==== Given records

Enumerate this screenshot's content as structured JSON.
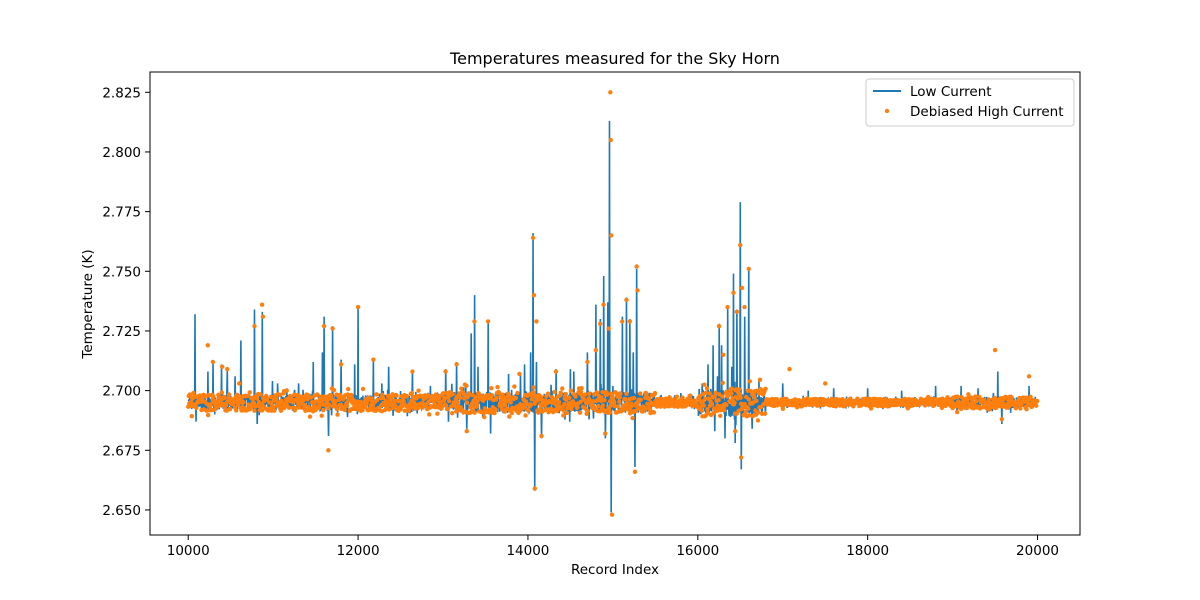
{
  "chart_data": {
    "type": "line",
    "title": "Temperatures measured for the Sky Horn",
    "xlabel": "Record Index",
    "ylabel": "Temperature (K)",
    "xlim": [
      9550,
      20500
    ],
    "ylim": [
      2.6395,
      2.8335
    ],
    "xticks": [
      10000,
      12000,
      14000,
      16000,
      18000,
      20000
    ],
    "xtick_labels": [
      "10000",
      "12000",
      "14000",
      "16000",
      "18000",
      "20000"
    ],
    "yticks": [
      2.65,
      2.675,
      2.7,
      2.725,
      2.75,
      2.775,
      2.8,
      2.825
    ],
    "ytick_labels": [
      "2.650",
      "2.675",
      "2.700",
      "2.725",
      "2.750",
      "2.775",
      "2.800",
      "2.825"
    ],
    "grid": false,
    "legend_position": "top-right",
    "baseline": 2.695,
    "record_range": [
      10000,
      20000
    ],
    "series": [
      {
        "name": "Low Current",
        "style": "line",
        "color": "#1f77b4",
        "spikes": [
          [
            10080,
            2.732
          ],
          [
            10090,
            2.687
          ],
          [
            10230,
            2.708
          ],
          [
            10290,
            2.712
          ],
          [
            10310,
            2.69
          ],
          [
            10390,
            2.711
          ],
          [
            10460,
            2.709
          ],
          [
            10550,
            2.706
          ],
          [
            10620,
            2.721
          ],
          [
            10700,
            2.691
          ],
          [
            10780,
            2.734
          ],
          [
            10810,
            2.686
          ],
          [
            10870,
            2.733
          ],
          [
            10990,
            2.704
          ],
          [
            11050,
            2.703
          ],
          [
            11160,
            2.701
          ],
          [
            11300,
            2.703
          ],
          [
            11470,
            2.712
          ],
          [
            11580,
            2.716
          ],
          [
            11600,
            2.731
          ],
          [
            11650,
            2.681
          ],
          [
            11700,
            2.727
          ],
          [
            11800,
            2.713
          ],
          [
            11960,
            2.711
          ],
          [
            12000,
            2.735
          ],
          [
            12180,
            2.713
          ],
          [
            12280,
            2.703
          ],
          [
            12360,
            2.71
          ],
          [
            12640,
            2.708
          ],
          [
            12850,
            2.702
          ],
          [
            13030,
            2.709
          ],
          [
            13160,
            2.712
          ],
          [
            13280,
            2.684
          ],
          [
            13330,
            2.724
          ],
          [
            13370,
            2.74
          ],
          [
            13410,
            2.71
          ],
          [
            13530,
            2.729
          ],
          [
            13560,
            2.682
          ],
          [
            13770,
            2.707
          ],
          [
            13910,
            2.707
          ],
          [
            13960,
            2.711
          ],
          [
            14030,
            2.716
          ],
          [
            14060,
            2.766
          ],
          [
            14080,
            2.658
          ],
          [
            14100,
            2.712
          ],
          [
            14160,
            2.68
          ],
          [
            14330,
            2.709
          ],
          [
            14500,
            2.709
          ],
          [
            14540,
            2.708
          ],
          [
            14700,
            2.716
          ],
          [
            14800,
            2.736
          ],
          [
            14850,
            2.73
          ],
          [
            14890,
            2.748
          ],
          [
            14910,
            2.68
          ],
          [
            14940,
            2.737
          ],
          [
            14960,
            2.813
          ],
          [
            14980,
            2.649
          ],
          [
            15000,
            2.702
          ],
          [
            15110,
            2.731
          ],
          [
            15160,
            2.739
          ],
          [
            15200,
            2.73
          ],
          [
            15240,
            2.716
          ],
          [
            15260,
            2.668
          ],
          [
            15280,
            2.751
          ],
          [
            15500,
            2.693
          ],
          [
            15800,
            2.699
          ],
          [
            16050,
            2.703
          ],
          [
            16120,
            2.711
          ],
          [
            16180,
            2.719
          ],
          [
            16200,
            2.683
          ],
          [
            16230,
            2.706
          ],
          [
            16250,
            2.728
          ],
          [
            16280,
            2.719
          ],
          [
            16320,
            2.68
          ],
          [
            16350,
            2.735
          ],
          [
            16400,
            2.71
          ],
          [
            16420,
            2.749
          ],
          [
            16440,
            2.678
          ],
          [
            16460,
            2.734
          ],
          [
            16500,
            2.779
          ],
          [
            16510,
            2.667
          ],
          [
            16550,
            2.731
          ],
          [
            16600,
            2.751
          ],
          [
            16640,
            2.684
          ],
          [
            16720,
            2.704
          ],
          [
            17000,
            2.703
          ],
          [
            17300,
            2.7
          ],
          [
            17600,
            2.701
          ],
          [
            18000,
            2.701
          ],
          [
            18400,
            2.7
          ],
          [
            18800,
            2.702
          ],
          [
            19100,
            2.702
          ],
          [
            19300,
            2.701
          ],
          [
            19530,
            2.708
          ],
          [
            19580,
            2.686
          ],
          [
            19900,
            2.702
          ]
        ]
      },
      {
        "name": "Debiased High Current",
        "style": "scatter",
        "color": "#ff7f0e",
        "outliers": [
          [
            10060,
            2.699
          ],
          [
            10230,
            2.719
          ],
          [
            10290,
            2.712
          ],
          [
            10400,
            2.71
          ],
          [
            10460,
            2.709
          ],
          [
            10600,
            2.703
          ],
          [
            10780,
            2.727
          ],
          [
            10870,
            2.736
          ],
          [
            10880,
            2.731
          ],
          [
            11160,
            2.7
          ],
          [
            11600,
            2.727
          ],
          [
            11650,
            2.675
          ],
          [
            11700,
            2.726
          ],
          [
            11800,
            2.711
          ],
          [
            12000,
            2.735
          ],
          [
            12180,
            2.713
          ],
          [
            12640,
            2.708
          ],
          [
            13030,
            2.708
          ],
          [
            13160,
            2.711
          ],
          [
            13280,
            2.683
          ],
          [
            13370,
            2.729
          ],
          [
            13530,
            2.729
          ],
          [
            13900,
            2.707
          ],
          [
            14060,
            2.764
          ],
          [
            14070,
            2.74
          ],
          [
            14080,
            2.659
          ],
          [
            14100,
            2.729
          ],
          [
            14160,
            2.681
          ],
          [
            14330,
            2.708
          ],
          [
            14700,
            2.712
          ],
          [
            14800,
            2.717
          ],
          [
            14850,
            2.728
          ],
          [
            14890,
            2.736
          ],
          [
            14910,
            2.682
          ],
          [
            14950,
            2.726
          ],
          [
            14970,
            2.825
          ],
          [
            14975,
            2.805
          ],
          [
            14980,
            2.765
          ],
          [
            14990,
            2.648
          ],
          [
            15110,
            2.729
          ],
          [
            15160,
            2.738
          ],
          [
            15200,
            2.729
          ],
          [
            15260,
            2.666
          ],
          [
            15280,
            2.752
          ],
          [
            15290,
            2.742
          ],
          [
            16250,
            2.727
          ],
          [
            16300,
            2.715
          ],
          [
            16350,
            2.735
          ],
          [
            16420,
            2.741
          ],
          [
            16440,
            2.683
          ],
          [
            16460,
            2.733
          ],
          [
            16500,
            2.761
          ],
          [
            16510,
            2.672
          ],
          [
            16520,
            2.743
          ],
          [
            16550,
            2.735
          ],
          [
            16600,
            2.751
          ],
          [
            17080,
            2.709
          ],
          [
            17500,
            2.703
          ],
          [
            19500,
            2.717
          ],
          [
            19580,
            2.688
          ],
          [
            19900,
            2.706
          ]
        ]
      }
    ]
  }
}
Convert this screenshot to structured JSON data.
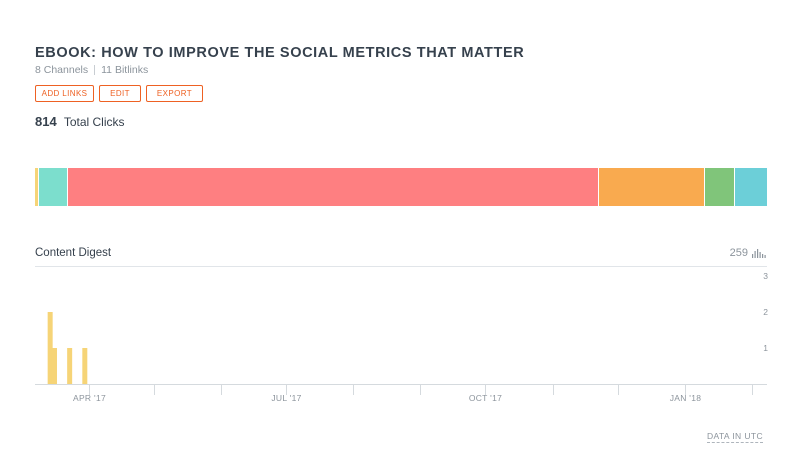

========

(Written exercise):
Except for the pictures, copy the material above exactly.

(Result):
Enumerate this screenshot's content as structured JSON.
{
  "chart_data": {
    "type": "line",
    "title": "Temperatures measured for the Sky Horn",
    "xlabel": "Record Index",
    "ylabel": "Temperature (K)",
    "xlim": [
      9550,
      20500
    ],
    "ylim": [
      2.6395,
      2.8335
    ],
    "xticks": [
      10000,
      12000,
      14000,
      16000,
      18000,
      20000
    ],
    "xtick_labels": [
      "10000",
      "12000",
      "14000",
      "16000",
      "18000",
      "20000"
    ],
    "yticks": [
      2.65,
      2.675,
      2.7,
      2.725,
      2.75,
      2.775,
      2.8,
      2.825
    ],
    "ytick_labels": [
      "2.650",
      "2.675",
      "2.700",
      "2.725",
      "2.750",
      "2.775",
      "2.800",
      "2.825"
    ],
    "grid": false,
    "legend_position": "top-right",
    "baseline": 2.695,
    "record_range": [
      10000,
      20000
    ],
    "series": [
      {
        "name": "Low Current",
        "style": "line",
        "color": "#1f77b4",
        "spikes": [
          [
            10080,
            2.732
          ],
          [
            10090,
            2.687
          ],
          [
            10230,
            2.708
          ],
          [
            10290,
            2.712
          ],
          [
            10310,
            2.69
          ],
          [
            10390,
            2.711
          ],
          [
            10460,
            2.709
          ],
          [
            10550,
            2.706
          ],
          [
            10620,
            2.721
          ],
          [
            10700,
            2.691
          ],
          [
            10780,
            2.734
          ],
          [
            10810,
            2.686
          ],
          [
            10870,
            2.733
          ],
          [
            10990,
            2.704
          ],
          [
            11050,
            2.703
          ],
          [
            11160,
            2.701
          ],
          [
            11300,
            2.703
          ],
          [
            11470,
            2.712
          ],
          [
            11580,
            2.716
          ],
          [
            11600,
            2.731
          ],
          [
            11650,
            2.681
          ],
          [
            11700,
            2.727
          ],
          [
            11800,
            2.713
          ],
          [
            11960,
            2.711
          ],
          [
            12000,
            2.735
          ],
          [
            12180,
            2.713
          ],
          [
            12280,
            2.703
          ],
          [
            12360,
            2.71
          ],
          [
            12640,
            2.708
          ],
          [
            12850,
            2.702
          ],
          [
            13030,
            2.709
          ],
          [
            13160,
            2.712
          ],
          [
            13280,
            2.684
          ],
          [
            13330,
            2.724
          ],
          [
            13370,
            2.74
          ],
          [
            13410,
            2.71
          ],
          [
            13530,
            2.729
          ],
          [
            13560,
            2.682
          ],
          [
            13770,
            2.707
          ],
          [
            13910,
            2.707
          ],
          [
            13960,
            2.711
          ],
          [
            14030,
            2.716
          ],
          [
            14060,
            2.766
          ],
          [
            14080,
            2.658
          ],
          [
            14100,
            2.712
          ],
          [
            14160,
            2.68
          ],
          [
            14330,
            2.709
          ],
          [
            14500,
            2.709
          ],
          [
            14540,
            2.708
          ],
          [
            14700,
            2.716
          ],
          [
            14800,
            2.736
          ],
          [
            14850,
            2.73
          ],
          [
            14890,
            2.748
          ],
          [
            14910,
            2.68
          ],
          [
            14940,
            2.737
          ],
          [
            14960,
            2.813
          ],
          [
            14980,
            2.649
          ],
          [
            15000,
            2.702
          ],
          [
            15110,
            2.731
          ],
          [
            15160,
            2.739
          ],
          [
            15200,
            2.73
          ],
          [
            15240,
            2.716
          ],
          [
            15260,
            2.668
          ],
          [
            15280,
            2.751
          ],
          [
            15500,
            2.693
          ],
          [
            15800,
            2.699
          ],
          [
            16050,
            2.703
          ],
          [
            16120,
            2.711
          ],
          [
            16180,
            2.719
          ],
          [
            16200,
            2.683
          ],
          [
            16230,
            2.706
          ],
          [
            16250,
            2.728
          ],
          [
            16280,
            2.719
          ],
          [
            16320,
            2.68
          ],
          [
            16350,
            2.735
          ],
          [
            16400,
            2.71
          ],
          [
            16420,
            2.749
          ],
          [
            16440,
            2.678
          ],
          [
            16460,
            2.734
          ],
          [
            16500,
            2.779
          ],
          [
            16510,
            2.667
          ],
          [
            16550,
            2.731
          ],
          [
            16600,
            2.751
          ],
          [
            16640,
            2.684
          ],
          [
            16720,
            2.704
          ],
          [
            17000,
            2.703
          ],
          [
            17300,
            2.7
          ],
          [
            17600,
            2.701
          ],
          [
            18000,
            2.701
          ],
          [
            18400,
            2.7
          ],
          [
            18800,
            2.702
          ],
          [
            19100,
            2.702
          ],
          [
            19300,
            2.701
          ],
          [
            19530,
            2.708
          ],
          [
            19580,
            2.686
          ],
          [
            19900,
            2.702
          ]
        ]
      },
      {
        "name": "Debiased High Current",
        "style": "scatter",
        "color": "#ff7f0e",
        "outliers": [
          [
            10060,
            2.699
          ],
          [
            10230,
            2.719
          ],
          [
            10290,
            2.712
          ],
          [
            10400,
            2.71
          ],
          [
            10460,
            2.709
          ],
          [
            10600,
            2.703
          ],
          [
            10780,
            2.727
          ],
          [
            10870,
            2.736
          ],
          [
            10880,
            2.731
          ],
          [
            11160,
            2.7
          ],
          [
            11600,
            2.727
          ],
          [
            11650,
            2.675
          ],
          [
            11700,
            2.726
          ],
          [
            11800,
            2.711
          ],
          [
            12000,
            2.735
          ],
          [
            12180,
            2.713
          ],
          [
            12640,
            2.708
          ],
          [
            13030,
            2.708
          ],
          [
            13160,
            2.711
          ],
          [
            13280,
            2.683
          ],
          [
            13370,
            2.729
          ],
          [
            13530,
            2.729
          ],
          [
            13900,
            2.707
          ],
          [
            14060,
            2.764
          ],
          [
            14070,
            2.74
          ],
          [
            14080,
            2.659
          ],
          [
            14100,
            2.729
          ],
          [
            14160,
            2.681
          ],
          [
            14330,
            2.708
          ],
          [
            14700,
            2.712
          ],
          [
            14800,
            2.717
          ],
          [
            14850,
            2.728
          ],
          [
            14890,
            2.736
          ],
          [
            14910,
            2.682
          ],
          [
            14950,
            2.726
          ],
          [
            14970,
            2.825
          ],
          [
            14975,
            2.805
          ],
          [
            14980,
            2.765
          ],
          [
            14990,
            2.648
          ],
          [
            15110,
            2.729
          ],
          [
            15160,
            2.738
          ],
          [
            15200,
            2.729
          ],
          [
            15260,
            2.666
          ],
          [
            15280,
            2.752
          ],
          [
            15290,
            2.742
          ],
          [
            16250,
            2.727
          ],
          [
            16300,
            2.715
          ],
          [
            16350,
            2.735
          ],
          [
            16420,
            2.741
          ],
          [
            16440,
            2.683
          ],
          [
            16460,
            2.733
          ],
          [
            16500,
            2.761
          ],
          [
            16510,
            2.672
          ],
          [
            16520,
            2.743
          ],
          [
            16550,
            2.735
          ],
          [
            16600,
            2.751
          ],
          [
            17080,
            2.709
          ],
          [
            17500,
            2.703
          ],
          [
            19500,
            2.717
          ],
          [
            19580,
            2.688
          ],
          [
            19900,
            2.706
          ]
        ]
      }
    ]
  }
}
Convert this screenshot to structured JSON data.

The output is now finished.